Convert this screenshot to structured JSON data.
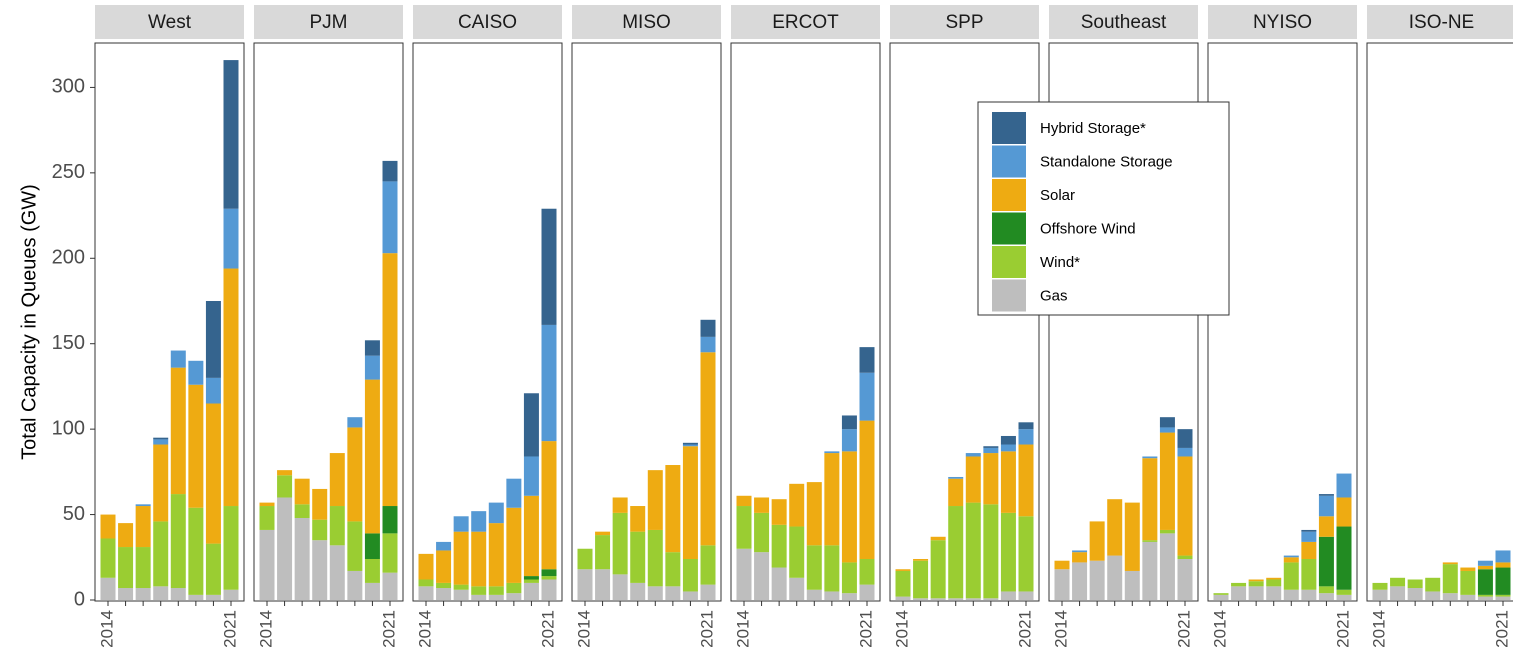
{
  "chart_data": {
    "type": "bar",
    "stacked": true,
    "grid": false,
    "y_label": "Total Capacity in Queues (GW)",
    "ylim": [
      0,
      326
    ],
    "yticks": [
      0,
      50,
      100,
      150,
      200,
      250,
      300
    ],
    "facets": [
      "West",
      "PJM",
      "CAISO",
      "MISO",
      "ERCOT",
      "SPP",
      "Southeast",
      "NYISO",
      "ISO-NE"
    ],
    "categories": [
      "2014",
      null,
      null,
      null,
      null,
      null,
      null,
      "2021"
    ],
    "legend_position": "inside-top-right",
    "series": [
      {
        "name": "Hybrid Storage*",
        "color": "#35648e",
        "values": [
          [
            0,
            0,
            0,
            1,
            0,
            0,
            45,
            87
          ],
          [
            0,
            0,
            0,
            0,
            0,
            0,
            9,
            12
          ],
          [
            0,
            0,
            0,
            0,
            0,
            0,
            37,
            68
          ],
          [
            0,
            0,
            0,
            0,
            0,
            0,
            1,
            10
          ],
          [
            0,
            0,
            0,
            0,
            0,
            0,
            8,
            15
          ],
          [
            0,
            0,
            0,
            0,
            0,
            1,
            5,
            4
          ],
          [
            0,
            0,
            0,
            0,
            0,
            0,
            6,
            11
          ],
          [
            0,
            0,
            0,
            0,
            0,
            1,
            1,
            0
          ],
          [
            0,
            0,
            0,
            0,
            0,
            0,
            0,
            0
          ]
        ]
      },
      {
        "name": "Standalone Storage",
        "color": "#5599d4",
        "values": [
          [
            0,
            0,
            1,
            3,
            10,
            14,
            15,
            35
          ],
          [
            0,
            0,
            0,
            0,
            0,
            6,
            14,
            42
          ],
          [
            0,
            5,
            9,
            12,
            12,
            17,
            23,
            68
          ],
          [
            0,
            0,
            0,
            0,
            0,
            0,
            1,
            9
          ],
          [
            0,
            0,
            0,
            0,
            0,
            1,
            13,
            28
          ],
          [
            0,
            0,
            0,
            1,
            2,
            3,
            4,
            9
          ],
          [
            0,
            1,
            0,
            0,
            0,
            1,
            3,
            5
          ],
          [
            0,
            0,
            0,
            0,
            1,
            6,
            12,
            14
          ],
          [
            0,
            0,
            0,
            0,
            0,
            0,
            3,
            7
          ]
        ]
      },
      {
        "name": "Solar",
        "color": "#eeab12",
        "values": [
          [
            14,
            14,
            24,
            45,
            74,
            72,
            82,
            139
          ],
          [
            2,
            3,
            15,
            18,
            31,
            55,
            90,
            148
          ],
          [
            15,
            19,
            31,
            32,
            37,
            44,
            47,
            75
          ],
          [
            0,
            2,
            9,
            15,
            35,
            51,
            66,
            113
          ],
          [
            6,
            9,
            15,
            25,
            37,
            54,
            65,
            81
          ],
          [
            1,
            1,
            2,
            16,
            27,
            30,
            36,
            42
          ],
          [
            5,
            6,
            23,
            33,
            40,
            48,
            57,
            58
          ],
          [
            0,
            0,
            1,
            1,
            3,
            10,
            12,
            17
          ],
          [
            0,
            0,
            0,
            0,
            1,
            2,
            2,
            3
          ]
        ]
      },
      {
        "name": "Offshore Wind",
        "color": "#228b22",
        "values": [
          [
            0,
            0,
            0,
            0,
            0,
            0,
            0,
            0
          ],
          [
            0,
            0,
            0,
            0,
            0,
            0,
            15,
            16
          ],
          [
            0,
            0,
            0,
            0,
            0,
            0,
            2,
            4
          ],
          [
            0,
            0,
            0,
            0,
            0,
            0,
            0,
            0
          ],
          [
            0,
            0,
            0,
            0,
            0,
            0,
            0,
            0
          ],
          [
            0,
            0,
            0,
            0,
            0,
            0,
            0,
            0
          ],
          [
            0,
            0,
            0,
            0,
            0,
            0,
            0,
            0
          ],
          [
            0,
            0,
            0,
            0,
            0,
            0,
            29,
            37
          ],
          [
            0,
            0,
            0,
            0,
            0,
            0,
            15,
            16
          ]
        ]
      },
      {
        "name": "Wind*",
        "color": "#9acd32",
        "values": [
          [
            23,
            24,
            24,
            38,
            55,
            51,
            30,
            49
          ],
          [
            14,
            13,
            8,
            12,
            23,
            29,
            14,
            23
          ],
          [
            4,
            3,
            3,
            5,
            5,
            6,
            2,
            2
          ],
          [
            12,
            20,
            36,
            30,
            33,
            20,
            19,
            23
          ],
          [
            25,
            23,
            25,
            30,
            26,
            27,
            18,
            15
          ],
          [
            15,
            22,
            34,
            54,
            56,
            55,
            46,
            44
          ],
          [
            0,
            0,
            0,
            0,
            0,
            1,
            2,
            2
          ],
          [
            1,
            2,
            3,
            4,
            16,
            18,
            4,
            3
          ],
          [
            4,
            5,
            5,
            8,
            17,
            14,
            1,
            1
          ]
        ]
      },
      {
        "name": "Gas",
        "color": "#bebebe",
        "values": [
          [
            13,
            7,
            7,
            8,
            7,
            3,
            3,
            6
          ],
          [
            41,
            60,
            48,
            35,
            32,
            17,
            10,
            16
          ],
          [
            8,
            7,
            6,
            3,
            3,
            4,
            10,
            12
          ],
          [
            18,
            18,
            15,
            10,
            8,
            8,
            5,
            9
          ],
          [
            30,
            28,
            19,
            13,
            6,
            5,
            4,
            9
          ],
          [
            2,
            1,
            1,
            1,
            1,
            1,
            5,
            5
          ],
          [
            18,
            22,
            23,
            26,
            17,
            34,
            39,
            24
          ],
          [
            3,
            8,
            8,
            8,
            6,
            6,
            4,
            3
          ],
          [
            6,
            8,
            7,
            5,
            4,
            3,
            2,
            2
          ]
        ]
      }
    ]
  }
}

_ _ _ _

**EXERCISE DETAILS**
Give the entries again without a single change, but with no pictures.

**ANSWER TO THIS TASK**
Convert this screenshot to structured JSON data.
{
  "chart_data": {
    "type": "bar",
    "stacked": true,
    "grid": false,
    "y_label": "Total Capacity in Queues (GW)",
    "ylim": [
      0,
      326
    ],
    "yticks": [
      0,
      50,
      100,
      150,
      200,
      250,
      300
    ],
    "facets": [
      "West",
      "PJM",
      "CAISO",
      "MISO",
      "ERCOT",
      "SPP",
      "Southeast",
      "NYISO",
      "ISO-NE"
    ],
    "categories": [
      "2014",
      null,
      null,
      null,
      null,
      null,
      null,
      "2021"
    ],
    "legend_position": "inside-top-right",
    "series": [
      {
        "name": "Hybrid Storage*",
        "color": "#35648e",
        "values": [
          [
            0,
            0,
            0,
            1,
            0,
            0,
            45,
            87
          ],
          [
            0,
            0,
            0,
            0,
            0,
            0,
            9,
            12
          ],
          [
            0,
            0,
            0,
            0,
            0,
            0,
            37,
            68
          ],
          [
            0,
            0,
            0,
            0,
            0,
            0,
            1,
            10
          ],
          [
            0,
            0,
            0,
            0,
            0,
            0,
            8,
            15
          ],
          [
            0,
            0,
            0,
            0,
            0,
            1,
            5,
            4
          ],
          [
            0,
            0,
            0,
            0,
            0,
            0,
            6,
            11
          ],
          [
            0,
            0,
            0,
            0,
            0,
            1,
            1,
            0
          ],
          [
            0,
            0,
            0,
            0,
            0,
            0,
            0,
            0
          ]
        ]
      },
      {
        "name": "Standalone Storage",
        "color": "#5599d4",
        "values": [
          [
            0,
            0,
            1,
            3,
            10,
            14,
            15,
            35
          ],
          [
            0,
            0,
            0,
            0,
            0,
            6,
            14,
            42
          ],
          [
            0,
            5,
            9,
            12,
            12,
            17,
            23,
            68
          ],
          [
            0,
            0,
            0,
            0,
            0,
            0,
            1,
            9
          ],
          [
            0,
            0,
            0,
            0,
            0,
            1,
            13,
            28
          ],
          [
            0,
            0,
            0,
            1,
            2,
            3,
            4,
            9
          ],
          [
            0,
            1,
            0,
            0,
            0,
            1,
            3,
            5
          ],
          [
            0,
            0,
            0,
            0,
            1,
            6,
            12,
            14
          ],
          [
            0,
            0,
            0,
            0,
            0,
            0,
            3,
            7
          ]
        ]
      },
      {
        "name": "Solar",
        "color": "#eeab12",
        "values": [
          [
            14,
            14,
            24,
            45,
            74,
            72,
            82,
            139
          ],
          [
            2,
            3,
            15,
            18,
            31,
            55,
            90,
            148
          ],
          [
            15,
            19,
            31,
            32,
            37,
            44,
            47,
            75
          ],
          [
            0,
            2,
            9,
            15,
            35,
            51,
            66,
            113
          ],
          [
            6,
            9,
            15,
            25,
            37,
            54,
            65,
            81
          ],
          [
            1,
            1,
            2,
            16,
            27,
            30,
            36,
            42
          ],
          [
            5,
            6,
            23,
            33,
            40,
            48,
            57,
            58
          ],
          [
            0,
            0,
            1,
            1,
            3,
            10,
            12,
            17
          ],
          [
            0,
            0,
            0,
            0,
            1,
            2,
            2,
            3
          ]
        ]
      },
      {
        "name": "Offshore Wind",
        "color": "#228b22",
        "values": [
          [
            0,
            0,
            0,
            0,
            0,
            0,
            0,
            0
          ],
          [
            0,
            0,
            0,
            0,
            0,
            0,
            15,
            16
          ],
          [
            0,
            0,
            0,
            0,
            0,
            0,
            2,
            4
          ],
          [
            0,
            0,
            0,
            0,
            0,
            0,
            0,
            0
          ],
          [
            0,
            0,
            0,
            0,
            0,
            0,
            0,
            0
          ],
          [
            0,
            0,
            0,
            0,
            0,
            0,
            0,
            0
          ],
          [
            0,
            0,
            0,
            0,
            0,
            0,
            0,
            0
          ],
          [
            0,
            0,
            0,
            0,
            0,
            0,
            29,
            37
          ],
          [
            0,
            0,
            0,
            0,
            0,
            0,
            15,
            16
          ]
        ]
      },
      {
        "name": "Wind*",
        "color": "#9acd32",
        "values": [
          [
            23,
            24,
            24,
            38,
            55,
            51,
            30,
            49
          ],
          [
            14,
            13,
            8,
            12,
            23,
            29,
            14,
            23
          ],
          [
            4,
            3,
            3,
            5,
            5,
            6,
            2,
            2
          ],
          [
            12,
            20,
            36,
            30,
            33,
            20,
            19,
            23
          ],
          [
            25,
            23,
            25,
            30,
            26,
            27,
            18,
            15
          ],
          [
            15,
            22,
            34,
            54,
            56,
            55,
            46,
            44
          ],
          [
            0,
            0,
            0,
            0,
            0,
            1,
            2,
            2
          ],
          [
            1,
            2,
            3,
            4,
            16,
            18,
            4,
            3
          ],
          [
            4,
            5,
            5,
            8,
            17,
            14,
            1,
            1
          ]
        ]
      },
      {
        "name": "Gas",
        "color": "#bebebe",
        "values": [
          [
            13,
            7,
            7,
            8,
            7,
            3,
            3,
            6
          ],
          [
            41,
            60,
            48,
            35,
            32,
            17,
            10,
            16
          ],
          [
            8,
            7,
            6,
            3,
            3,
            4,
            10,
            12
          ],
          [
            18,
            18,
            15,
            10,
            8,
            8,
            5,
            9
          ],
          [
            30,
            28,
            19,
            13,
            6,
            5,
            4,
            9
          ],
          [
            2,
            1,
            1,
            1,
            1,
            1,
            5,
            5
          ],
          [
            18,
            22,
            23,
            26,
            17,
            34,
            39,
            24
          ],
          [
            3,
            8,
            8,
            8,
            6,
            6,
            4,
            3
          ],
          [
            6,
            8,
            7,
            5,
            4,
            3,
            2,
            2
          ]
        ]
      }
    ]
  }
}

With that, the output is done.